• **What the exercise asks**:
All the data below goes into the copy word for word, but the pictures don't.
______
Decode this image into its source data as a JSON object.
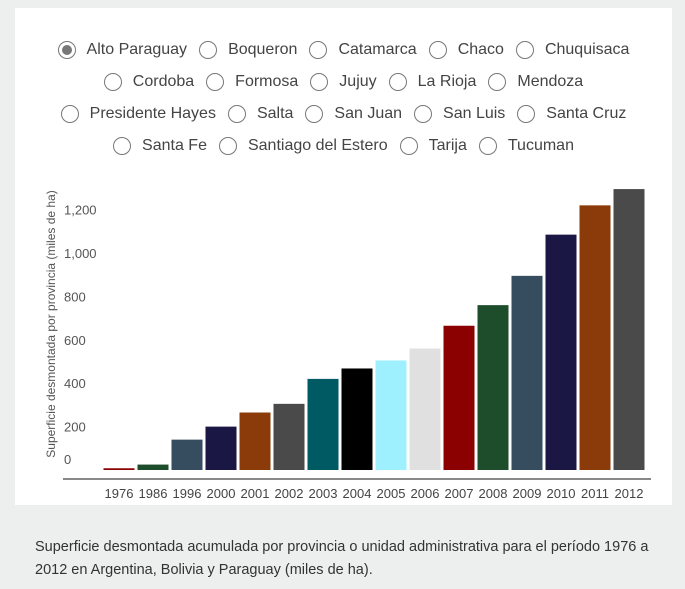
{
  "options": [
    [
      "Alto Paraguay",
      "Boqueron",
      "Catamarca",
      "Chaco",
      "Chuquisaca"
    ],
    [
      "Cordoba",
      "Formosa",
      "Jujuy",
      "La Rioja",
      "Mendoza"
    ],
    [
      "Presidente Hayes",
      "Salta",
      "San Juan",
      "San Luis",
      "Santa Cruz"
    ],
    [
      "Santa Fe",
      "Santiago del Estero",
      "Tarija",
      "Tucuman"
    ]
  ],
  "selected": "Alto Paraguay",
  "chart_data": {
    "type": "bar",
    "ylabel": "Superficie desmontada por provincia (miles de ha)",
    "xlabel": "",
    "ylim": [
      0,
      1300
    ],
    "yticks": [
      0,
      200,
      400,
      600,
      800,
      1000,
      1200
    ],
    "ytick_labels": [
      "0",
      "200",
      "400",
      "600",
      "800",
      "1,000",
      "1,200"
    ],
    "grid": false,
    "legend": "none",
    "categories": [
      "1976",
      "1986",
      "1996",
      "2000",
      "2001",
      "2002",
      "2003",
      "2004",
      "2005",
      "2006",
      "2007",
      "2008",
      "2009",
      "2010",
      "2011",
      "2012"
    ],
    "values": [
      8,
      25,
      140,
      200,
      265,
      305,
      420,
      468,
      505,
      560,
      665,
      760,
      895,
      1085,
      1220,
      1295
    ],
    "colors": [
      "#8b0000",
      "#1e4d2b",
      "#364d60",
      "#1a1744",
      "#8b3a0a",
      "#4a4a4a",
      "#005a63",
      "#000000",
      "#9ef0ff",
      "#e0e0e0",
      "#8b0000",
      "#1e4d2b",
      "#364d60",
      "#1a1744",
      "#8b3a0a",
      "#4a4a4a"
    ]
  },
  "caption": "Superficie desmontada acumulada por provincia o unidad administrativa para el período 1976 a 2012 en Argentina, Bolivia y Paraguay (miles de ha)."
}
______
• **Task response**:
Decode this image into its source data as a JSON object.
{
  "options": [
    [
      "Alto Paraguay",
      "Boqueron",
      "Catamarca",
      "Chaco",
      "Chuquisaca"
    ],
    [
      "Cordoba",
      "Formosa",
      "Jujuy",
      "La Rioja",
      "Mendoza"
    ],
    [
      "Presidente Hayes",
      "Salta",
      "San Juan",
      "San Luis",
      "Santa Cruz"
    ],
    [
      "Santa Fe",
      "Santiago del Estero",
      "Tarija",
      "Tucuman"
    ]
  ],
  "selected": "Alto Paraguay",
  "chart_data": {
    "type": "bar",
    "ylabel": "Superficie desmontada por provincia (miles de ha)",
    "xlabel": "",
    "ylim": [
      0,
      1300
    ],
    "yticks": [
      0,
      200,
      400,
      600,
      800,
      1000,
      1200
    ],
    "ytick_labels": [
      "0",
      "200",
      "400",
      "600",
      "800",
      "1,000",
      "1,200"
    ],
    "grid": false,
    "legend": "none",
    "categories": [
      "1976",
      "1986",
      "1996",
      "2000",
      "2001",
      "2002",
      "2003",
      "2004",
      "2005",
      "2006",
      "2007",
      "2008",
      "2009",
      "2010",
      "2011",
      "2012"
    ],
    "values": [
      8,
      25,
      140,
      200,
      265,
      305,
      420,
      468,
      505,
      560,
      665,
      760,
      895,
      1085,
      1220,
      1295
    ],
    "colors": [
      "#8b0000",
      "#1e4d2b",
      "#364d60",
      "#1a1744",
      "#8b3a0a",
      "#4a4a4a",
      "#005a63",
      "#000000",
      "#9ef0ff",
      "#e0e0e0",
      "#8b0000",
      "#1e4d2b",
      "#364d60",
      "#1a1744",
      "#8b3a0a",
      "#4a4a4a"
    ]
  },
  "caption": "Superficie desmontada acumulada por provincia o unidad administrativa para el período 1976 a 2012 en Argentina, Bolivia y Paraguay (miles de ha)."
}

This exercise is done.